**Collected data entries:**
↓
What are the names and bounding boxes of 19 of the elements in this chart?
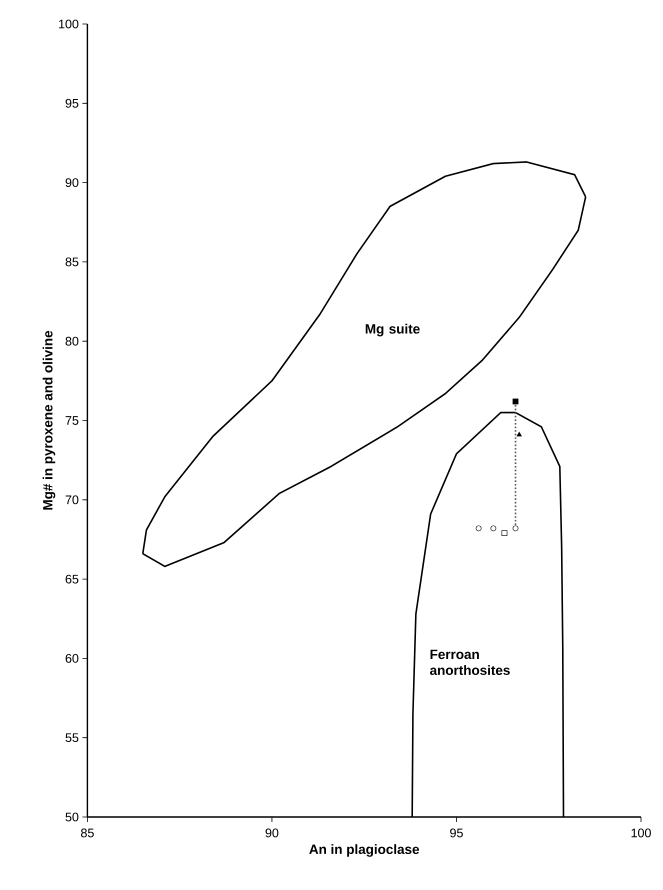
y-tick-label: 85	[66, 257, 78, 266]
y-tick-label: 100	[59, 20, 78, 28]
annotation: Ferroan anorthosites	[430, 650, 510, 676]
y-tick-label: 55	[66, 733, 78, 742]
y-tick-label: 50	[66, 812, 78, 822]
y-tick-label: 80	[66, 336, 78, 346]
x-tick-label: 90	[266, 828, 278, 838]
y-tick-label: 95	[66, 98, 78, 108]
x-tick-label: 85	[81, 828, 94, 838]
y-tick-label: 65	[66, 574, 78, 584]
y-tick-label: 70	[66, 495, 78, 504]
x-tick-label: 95	[450, 828, 463, 838]
y-tick-label: 75	[66, 416, 78, 425]
x-tick-label: 100	[632, 828, 651, 838]
annotation: Mg suite	[366, 324, 420, 336]
x-axis-title: An in plagioclase	[309, 844, 420, 857]
y-tick-label: 60	[66, 654, 78, 663]
y-axis-title: Mg# in pyroxene and olivine	[42, 330, 56, 510]
y-tick-label: 90	[66, 178, 78, 188]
↑
Output the lines of the items above word for word, leaving out the pictures.

What are the names and bounding boxes of 19 of the elements in this chart?
y-tick-label: 85	[66, 257, 78, 266]
y-tick-label: 100	[59, 20, 78, 28]
annotation: Ferroan anorthosites	[430, 650, 510, 676]
y-tick-label: 55	[66, 733, 78, 742]
y-tick-label: 50	[66, 812, 78, 822]
y-tick-label: 80	[66, 336, 78, 346]
x-tick-label: 90	[266, 828, 278, 838]
y-tick-label: 95	[66, 98, 78, 108]
x-tick-label: 85	[81, 828, 94, 838]
y-tick-label: 65	[66, 574, 78, 584]
y-tick-label: 70	[66, 495, 78, 504]
x-tick-label: 95	[450, 828, 463, 838]
y-tick-label: 75	[66, 416, 78, 425]
x-tick-label: 100	[632, 828, 651, 838]
annotation: Mg suite	[366, 324, 420, 336]
x-axis-title: An in plagioclase	[309, 844, 420, 857]
y-tick-label: 60	[66, 654, 78, 663]
y-axis-title: Mg# in pyroxene and olivine	[42, 330, 56, 510]
y-tick-label: 90	[66, 178, 78, 188]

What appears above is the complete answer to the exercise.